%%

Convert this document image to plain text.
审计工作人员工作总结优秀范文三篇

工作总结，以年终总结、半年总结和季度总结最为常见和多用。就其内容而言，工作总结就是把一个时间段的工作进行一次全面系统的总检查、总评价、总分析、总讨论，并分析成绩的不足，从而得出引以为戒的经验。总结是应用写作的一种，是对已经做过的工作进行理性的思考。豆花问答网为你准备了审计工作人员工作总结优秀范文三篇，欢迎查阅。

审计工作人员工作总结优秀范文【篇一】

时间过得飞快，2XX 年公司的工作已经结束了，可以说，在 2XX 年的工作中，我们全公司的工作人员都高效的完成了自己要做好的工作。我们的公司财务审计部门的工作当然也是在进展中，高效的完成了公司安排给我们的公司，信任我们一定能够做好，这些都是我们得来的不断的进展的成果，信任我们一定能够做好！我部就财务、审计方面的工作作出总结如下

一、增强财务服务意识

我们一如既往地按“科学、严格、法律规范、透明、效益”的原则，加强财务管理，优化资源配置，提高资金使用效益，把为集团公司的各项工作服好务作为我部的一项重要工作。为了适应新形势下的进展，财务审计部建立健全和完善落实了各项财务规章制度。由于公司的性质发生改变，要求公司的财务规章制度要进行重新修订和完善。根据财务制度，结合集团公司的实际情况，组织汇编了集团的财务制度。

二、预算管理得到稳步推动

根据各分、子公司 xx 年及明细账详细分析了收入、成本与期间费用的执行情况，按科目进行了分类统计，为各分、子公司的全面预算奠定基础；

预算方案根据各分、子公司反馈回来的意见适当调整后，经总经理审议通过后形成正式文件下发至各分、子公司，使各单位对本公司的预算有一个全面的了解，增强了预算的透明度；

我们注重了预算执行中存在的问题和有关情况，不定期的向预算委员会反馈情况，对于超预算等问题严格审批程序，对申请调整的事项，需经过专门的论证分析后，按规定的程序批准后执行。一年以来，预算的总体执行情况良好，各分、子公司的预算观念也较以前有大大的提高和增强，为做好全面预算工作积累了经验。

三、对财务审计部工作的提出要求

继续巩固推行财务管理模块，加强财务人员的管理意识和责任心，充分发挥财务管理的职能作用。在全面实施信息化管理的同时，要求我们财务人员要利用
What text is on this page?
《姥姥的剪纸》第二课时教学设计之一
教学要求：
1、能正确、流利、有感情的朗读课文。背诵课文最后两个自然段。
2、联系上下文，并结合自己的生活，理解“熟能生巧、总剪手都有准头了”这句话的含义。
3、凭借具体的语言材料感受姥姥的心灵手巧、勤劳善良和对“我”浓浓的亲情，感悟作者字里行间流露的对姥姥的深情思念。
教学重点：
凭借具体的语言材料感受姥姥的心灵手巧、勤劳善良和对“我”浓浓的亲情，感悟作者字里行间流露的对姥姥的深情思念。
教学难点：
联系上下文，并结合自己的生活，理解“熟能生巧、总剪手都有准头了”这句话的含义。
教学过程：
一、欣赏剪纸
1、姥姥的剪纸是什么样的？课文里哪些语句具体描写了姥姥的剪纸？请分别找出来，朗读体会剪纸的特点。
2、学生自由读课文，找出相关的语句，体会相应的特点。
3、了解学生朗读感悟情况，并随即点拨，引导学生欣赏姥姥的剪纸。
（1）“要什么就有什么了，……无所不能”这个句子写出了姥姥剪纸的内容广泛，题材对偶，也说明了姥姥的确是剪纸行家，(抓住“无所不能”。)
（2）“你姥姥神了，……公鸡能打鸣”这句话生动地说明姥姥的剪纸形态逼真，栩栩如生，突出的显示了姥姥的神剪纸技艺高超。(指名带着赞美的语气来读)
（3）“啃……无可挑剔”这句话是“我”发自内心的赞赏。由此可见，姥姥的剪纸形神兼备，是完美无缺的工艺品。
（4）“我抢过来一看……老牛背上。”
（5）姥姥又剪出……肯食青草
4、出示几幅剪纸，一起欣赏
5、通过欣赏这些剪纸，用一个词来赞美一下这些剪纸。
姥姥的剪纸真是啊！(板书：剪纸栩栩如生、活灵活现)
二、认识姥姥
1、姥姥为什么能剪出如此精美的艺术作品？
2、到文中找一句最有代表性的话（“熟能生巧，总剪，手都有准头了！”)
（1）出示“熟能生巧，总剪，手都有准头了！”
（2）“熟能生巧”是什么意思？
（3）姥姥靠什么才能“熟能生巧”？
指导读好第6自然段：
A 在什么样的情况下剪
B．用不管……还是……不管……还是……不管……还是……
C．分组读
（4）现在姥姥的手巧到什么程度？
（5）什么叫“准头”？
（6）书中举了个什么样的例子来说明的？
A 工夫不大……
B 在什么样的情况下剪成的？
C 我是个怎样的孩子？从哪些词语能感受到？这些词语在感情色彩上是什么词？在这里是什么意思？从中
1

%%

Extract the full listing above without altering anything.

Convert this document image to plain text.
审计工作人员工作总结优秀范文三篇

工作总结，以年终总结、半年总结和季度总结最为常见和多用。就其内容而言，工作总结就是把一个时间段的工作进行一次全面系统的总检查、总评价、总分析、总讨论，并分析成绩的不足，从而得出引以为戒的经验。总结是应用写作的一种，是对已经做过的工作进行理性的思考。豆花问答网为你准备了审计工作人员工作总结优秀范文三篇，欢迎查阅。

审计工作人员工作总结优秀范文【篇一】

时间过得飞快，2XX 年公司的工作已经结束了，可以说，在 2XX 年的工作中，我们全公司的工作人员都高效的完成了自己要做好的工作。我们的公司财务审计部门的工作当然也是在进展中，高效的完成了公司安排给我们的公司，信任我们一定能够做好，这些都是我们得来的不断的进展的成果，信任我们一定能够做好！我部就财务、审计方面的工作作出总结如下

一、增强财务服务意识

我们一如既往地按“科学、严格、法律规范、透明、效益”的原则，加强财务管理，优化资源配置，提高资金使用效益，把为集团公司的各项工作服好务作为我部的一项重要工作。为了适应新形势下的进展，财务审计部建立健全和完善落实了各项财务规章制度。由于公司的性质发生改变，要求公司的财务规章制度要进行重新修订和完善。根据财务制度，结合集团公司的实际情况，组织汇编了集团的财务制度。

二、预算管理得到稳步推动

根据各分、子公司 xx 年及明细账详细分析了收入、成本与期间费用的执行情况，按科目进行了分类统计，为各分、子公司的全面预算奠定基础；

预算方案根据各分、子公司反馈回来的意见适当调整后，经总经理审议通过后形成正式文件下发至各分、子公司，使各单位对本公司的预算有一个全面的了解，增强了预算的透明度；

我们注重了预算执行中存在的问题和有关情况，不定期的向预算委员会反馈情况，对于超预算等问题严格审批程序，对申请调整的事项，需经过专门的论证分析后，按规定的程序批准后执行。一年以来，预算的总体执行情况良好，各分、子公司的预算观念也较以前有大大的提高和增强，为做好全面预算工作积累了经验。

三、对财务审计部工作的提出要求

继续巩固推行财务管理模块，加强财务人员的管理意识和责任心，充分发挥财务管理的职能作用。在全面实施信息化管理的同时，要求我们财务人员要利用
What text is on this page?
《姥姥的剪纸》第二课时教学设计之一
教学要求：
1、能正确、流利、有感情的朗读课文。背诵课文最后两个自然段。
2、联系上下文，并结合自己的生活，理解“熟能生巧、总剪手都有准头了”这句话的含义。
3、凭借具体的语言材料感受姥姥的心灵手巧、勤劳善良和对“我”浓浓的亲情，感悟作者字里行间流露的对姥姥的深情思念。
教学重点：
凭借具体的语言材料感受姥姥的心灵手巧、勤劳善良和对“我”浓浓的亲情，感悟作者字里行间流露的对姥姥的深情思念。
教学难点：
联系上下文，并结合自己的生活，理解“熟能生巧、总剪手都有准头了”这句话的含义。
教学过程：
一、欣赏剪纸
1、姥姥的剪纸是什么样的？课文里哪些语句具体描写了姥姥的剪纸？请分别找出来，朗读体会剪纸的特点。
2、学生自由读课文，找出相关的语句，体会相应的特点。
3、了解学生朗读感悟情况，并随即点拨，引导学生欣赏姥姥的剪纸。
（1）“要什么就有什么了，……无所不能”这个句子写出了姥姥剪纸的内容广泛，题材对偶，也说明了姥姥的确是剪纸行家，(抓住“无所不能”。)
（2）“你姥姥神了，……公鸡能打鸣”这句话生动地说明姥姥的剪纸形态逼真，栩栩如生，突出的显示了姥姥的神剪纸技艺高超。(指名带着赞美的语气来读)
（3）“啃……无可挑剔”这句话是“我”发自内心的赞赏。由此可见，姥姥的剪纸形神兼备，是完美无缺的工艺品。
（4）“我抢过来一看……老牛背上。”
（5）姥姥又剪出……肯食青草
4、出示几幅剪纸，一起欣赏
5、通过欣赏这些剪纸，用一个词来赞美一下这些剪纸。
姥姥的剪纸真是啊！(板书：剪纸栩栩如生、活灵活现)
二、认识姥姥
1、姥姥为什么能剪出如此精美的艺术作品？
2、到文中找一句最有代表性的话（“熟能生巧，总剪，手都有准头了！”)
（1）出示“熟能生巧，总剪，手都有准头了！”
（2）“熟能生巧”是什么意思？
（3）姥姥靠什么才能“熟能生巧”？
指导读好第6自然段：
A 在什么样的情况下剪
B．用不管……还是……不管……还是……不管……还是……
C．分组读
（4）现在姥姥的手巧到什么程度？
（5）什么叫“准头”？
（6）书中举了个什么样的例子来说明的？
A 工夫不大……
B 在什么样的情况下剪成的？
C 我是个怎样的孩子？从哪些词语能感受到？这些词语在感情色彩上是什么词？在这里是什么意思？从中
1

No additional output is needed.